▶ RECORDS PROVIDED:
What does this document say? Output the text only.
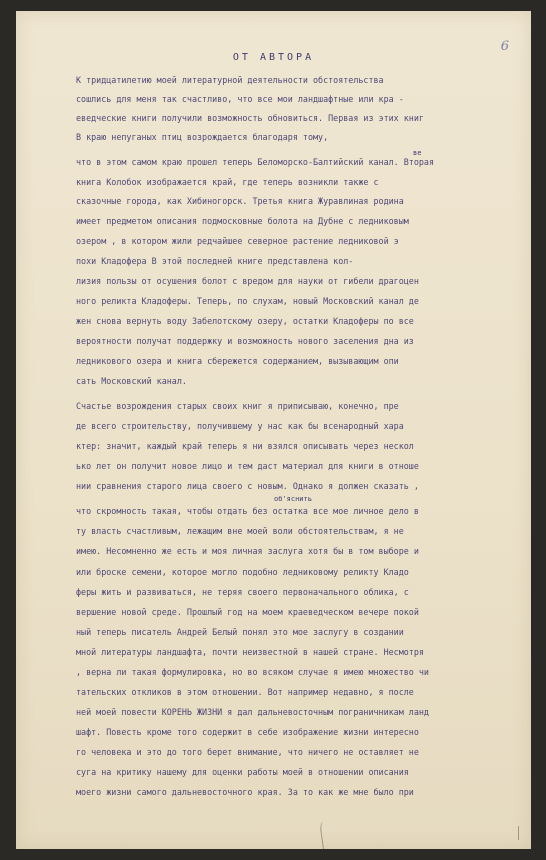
6
ОТ АВТОРА
ве
об'яснить
К тридцатилетию моей литературной деятельности обстоятельства
сошлись для меня так счастливо, что все мои ландшафтные или кра -
еведческие книги получили возможность обновиться. Первая из этих книг
В крaю непуганых птиц возрождается благодаря тому,
что в этом самом краю прошел теперь Беломорско-Балтийский канал. Вторая
книга Колобок изображается край, где теперь возникли также с
сказочные города, как Хибиногорск. Третья книга Журавлиная родина
имеет предметом описания подмосковные болота на Дубне с ледниковым
озером , в котором жили редчайшее северное растение ледниковой э
похи Кладофера В этой последней книге представлена кол-
лизия пользы от осушения болот с вредом для науки от гибели драгоцен
ного реликта Кладоферы. Теперь, по слухам, новый Московский канал де
жен снова вернуть воду Забелотскому озеру, остатки Кладоферы по все
вероятности получат поддержку и возможность нового заселения дна из
ледникового озера и книга сбережется содержанием, вызывающим опи
сать Московский канал.
Счастье возрождения старых своих книг я приписываю, конечно, пре
де всего строительству, получившему у нас как бы всенародный хара
ктер: значит, каждый край теперь я ни взялся описывать через нескол
ько лет он получит новое лицо и тем даст материал для книги в отноше
нии сравнения старого лица своего с новым. Однако я должен сказать ,
что скромность такая, чтобы отдать без остатка все мое личное дело в
ту власть счастливым, лежащим вне моей воли обстоятельствам, я не
имею. Несомненно же есть и моя личная заслуга хотя бы в том выборе и
или броске семени, которое могло подобно ледниковому реликту Кладо
феры жить и развиваться, не теряя своего первоначального облика, с
вершение новой среде. Прошлый год на моем краеведческом вечере покой
ный теперь писатель Андрей Белый понял это мое заслугу в создании
мной литературы ландшафта, почти неизвестной в нашей стране. Несмотря
, верна ли такая формулировка, но во всяком случае я имею множество чи
тательских откликов в этом отношении. Вот например недавно, я после
ней моей повести КОРЕНЬ ЖИЗНИ я дал дальневосточным пограничникам ланд
шафт. Повесть кроме того содержит в себе изображение жизни интересно
го человека и это до того берет внимание, что ничего не оставляет не
суга на критику нашему для оценки работы моей в отношении описания
моего жизни самого дальневосточного края. За то как же мне было при
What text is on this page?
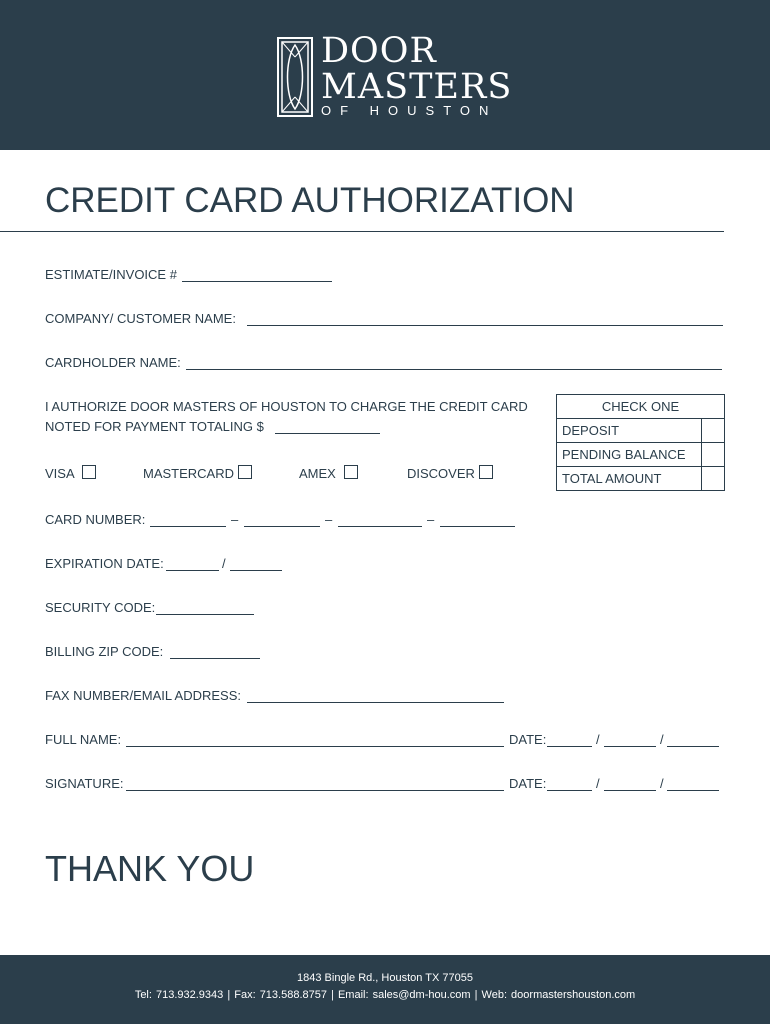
DOOR
MASTERS
OF HOUSTON
CREDIT CARD AUTHORIZATION
ESTIMATE/INVOICE #
COMPANY/ CUSTOMER NAME:
CARDHOLDER NAME:
I AUTHORIZE DOOR MASTERS OF HOUSTON TO CHARGE THE CREDIT CARD
NOTED FOR PAYMENT TOTALING $
VISA	MASTERCARD	AMEX	DISCOVER
CHECK ONE	
DEPOSIT	
PENDING BALANCE	
TOTAL AMOUNT	
CARD NUMBER:	–	–	–
EXPIRATION DATE:	/
SECURITY CODE:
BILLING ZIP CODE:
FAX NUMBER/EMAIL ADDRESS:
FULL NAME:	DATE:	/	/
SIGNATURE:	DATE:	/	/
THANK YOU
1843 Bingle Rd., Houston TX 77055
Tel: 713.932.9343 | Fax: 713.588.8757 | Email: sales@dm-hou.com | Web: doormastershouston.com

▶ EXERCISE:
Reproduce the lines above, exactly and exclusively, from the line containing "What text is on this page?" down to the last line, both included; pictures are not part of the copy.

▶ ANSWER:
What text is on this page?
DOOR
MASTERS
OF HOUSTON
CREDIT CARD AUTHORIZATION
ESTIMATE/INVOICE #
COMPANY/ CUSTOMER NAME:
CARDHOLDER NAME:
I AUTHORIZE DOOR MASTERS OF HOUSTON TO CHARGE THE CREDIT CARD
NOTED FOR PAYMENT TOTALING $
VISA	MASTERCARD	AMEX	DISCOVER
CHECK ONE	
DEPOSIT	
PENDING BALANCE	
TOTAL AMOUNT	
CARD NUMBER:	–	–	–
EXPIRATION DATE:	/
SECURITY CODE:
BILLING ZIP CODE:
FAX NUMBER/EMAIL ADDRESS:
FULL NAME:	DATE:	/	/
SIGNATURE:	DATE:	/	/
THANK YOU
1843 Bingle Rd., Houston TX 77055
Tel: 713.932.9343 | Fax: 713.588.8757 | Email: sales@dm-hou.com | Web: doormastershouston.com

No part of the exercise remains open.